[Problem description] The entries below should be quoted exactly, with no pictures carried over.

[Listing]

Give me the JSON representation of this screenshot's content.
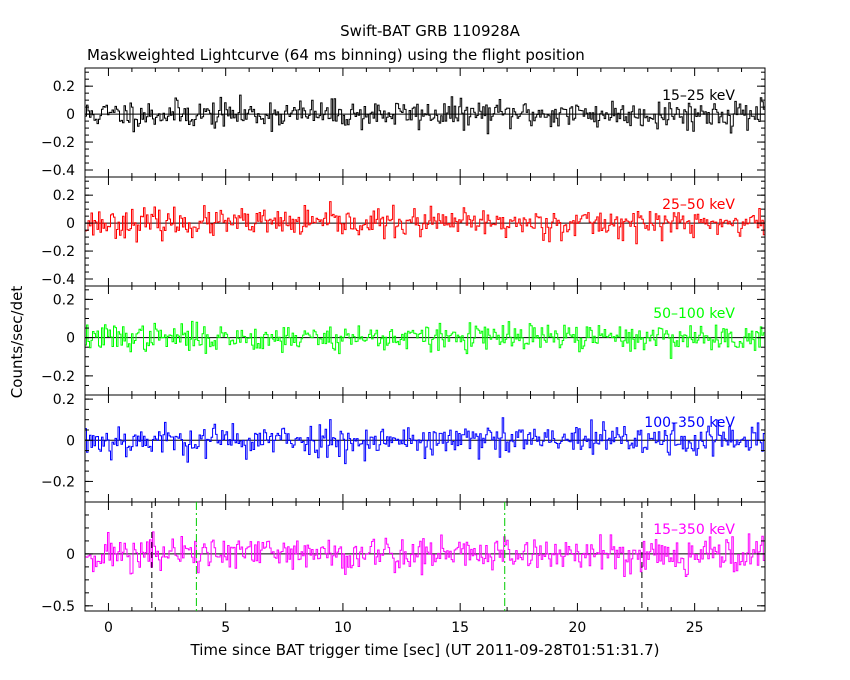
{
  "chart_data": {
    "type": "line",
    "title": "Swift-BAT GRB 110928A",
    "subtitle": "Maskweighted Lightcurve (64 ms binning) using the flight position",
    "xlabel": "Time since BAT trigger time [sec] (UT 2011-09-28T01:51:31.7)",
    "ylabel": "Counts/sec/det",
    "xlim": [
      -1.0,
      28.0
    ],
    "xticks": [
      0,
      5,
      10,
      15,
      20,
      25
    ],
    "bin_seconds": 0.064,
    "grid": false,
    "panels": [
      {
        "label": "15–25 keV",
        "color": "#000000",
        "ylim": [
          -0.45,
          0.33
        ],
        "yticks": [
          0.2,
          0,
          -0.2,
          -0.4
        ],
        "ytick_labels": [
          "0.2",
          "0",
          "−0.2",
          "−0.4"
        ],
        "noise_sigma": 0.05,
        "seed": 11
      },
      {
        "label": "25–50 keV",
        "color": "#ff0000",
        "ylim": [
          -0.45,
          0.33
        ],
        "yticks": [
          0.2,
          0,
          -0.2,
          -0.4
        ],
        "ytick_labels": [
          "0.2",
          "0",
          "−0.2",
          "−0.4"
        ],
        "noise_sigma": 0.05,
        "seed": 23
      },
      {
        "label": "50–100 keV",
        "color": "#00ff00",
        "ylim": [
          -0.3,
          0.27
        ],
        "yticks": [
          0.2,
          0,
          -0.2
        ],
        "ytick_labels": [
          "0.2",
          "0",
          "−0.2"
        ],
        "noise_sigma": 0.035,
        "seed": 37
      },
      {
        "label": "100–350 keV",
        "color": "#0000ff",
        "ylim": [
          -0.3,
          0.22
        ],
        "yticks": [
          0.2,
          0,
          -0.2
        ],
        "ytick_labels": [
          "0.2",
          "0",
          "−0.2"
        ],
        "noise_sigma": 0.04,
        "seed": 53
      },
      {
        "label": "15–350 keV",
        "color": "#ff00ff",
        "ylim": [
          -0.55,
          0.5
        ],
        "yticks": [
          0,
          -0.5
        ],
        "ytick_labels": [
          "0",
          "−0.5"
        ],
        "noise_sigma": 0.09,
        "seed": 71
      }
    ],
    "markers": [
      {
        "x": 1.85,
        "color": "#000000",
        "style": "dashed"
      },
      {
        "x": 3.75,
        "color": "#00cc00",
        "style": "dashdot"
      },
      {
        "x": 16.9,
        "color": "#00cc00",
        "style": "dashdot"
      },
      {
        "x": 22.75,
        "color": "#000000",
        "style": "dashed"
      }
    ]
  }
}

[Worked solution]
Give me the JSON representation of this screenshot's content.
{
  "chart_data": {
    "type": "line",
    "title": "Swift-BAT GRB 110928A",
    "subtitle": "Maskweighted Lightcurve (64 ms binning) using the flight position",
    "xlabel": "Time since BAT trigger time [sec] (UT 2011-09-28T01:51:31.7)",
    "ylabel": "Counts/sec/det",
    "xlim": [
      -1.0,
      28.0
    ],
    "xticks": [
      0,
      5,
      10,
      15,
      20,
      25
    ],
    "bin_seconds": 0.064,
    "grid": false,
    "panels": [
      {
        "label": "15–25 keV",
        "color": "#000000",
        "ylim": [
          -0.45,
          0.33
        ],
        "yticks": [
          0.2,
          0,
          -0.2,
          -0.4
        ],
        "ytick_labels": [
          "0.2",
          "0",
          "−0.2",
          "−0.4"
        ],
        "noise_sigma": 0.05,
        "seed": 11
      },
      {
        "label": "25–50 keV",
        "color": "#ff0000",
        "ylim": [
          -0.45,
          0.33
        ],
        "yticks": [
          0.2,
          0,
          -0.2,
          -0.4
        ],
        "ytick_labels": [
          "0.2",
          "0",
          "−0.2",
          "−0.4"
        ],
        "noise_sigma": 0.05,
        "seed": 23
      },
      {
        "label": "50–100 keV",
        "color": "#00ff00",
        "ylim": [
          -0.3,
          0.27
        ],
        "yticks": [
          0.2,
          0,
          -0.2
        ],
        "ytick_labels": [
          "0.2",
          "0",
          "−0.2"
        ],
        "noise_sigma": 0.035,
        "seed": 37
      },
      {
        "label": "100–350 keV",
        "color": "#0000ff",
        "ylim": [
          -0.3,
          0.22
        ],
        "yticks": [
          0.2,
          0,
          -0.2
        ],
        "ytick_labels": [
          "0.2",
          "0",
          "−0.2"
        ],
        "noise_sigma": 0.04,
        "seed": 53
      },
      {
        "label": "15–350 keV",
        "color": "#ff00ff",
        "ylim": [
          -0.55,
          0.5
        ],
        "yticks": [
          0,
          -0.5
        ],
        "ytick_labels": [
          "0",
          "−0.5"
        ],
        "noise_sigma": 0.09,
        "seed": 71
      }
    ],
    "markers": [
      {
        "x": 1.85,
        "color": "#000000",
        "style": "dashed"
      },
      {
        "x": 3.75,
        "color": "#00cc00",
        "style": "dashdot"
      },
      {
        "x": 16.9,
        "color": "#00cc00",
        "style": "dashdot"
      },
      {
        "x": 22.75,
        "color": "#000000",
        "style": "dashed"
      }
    ]
  }
}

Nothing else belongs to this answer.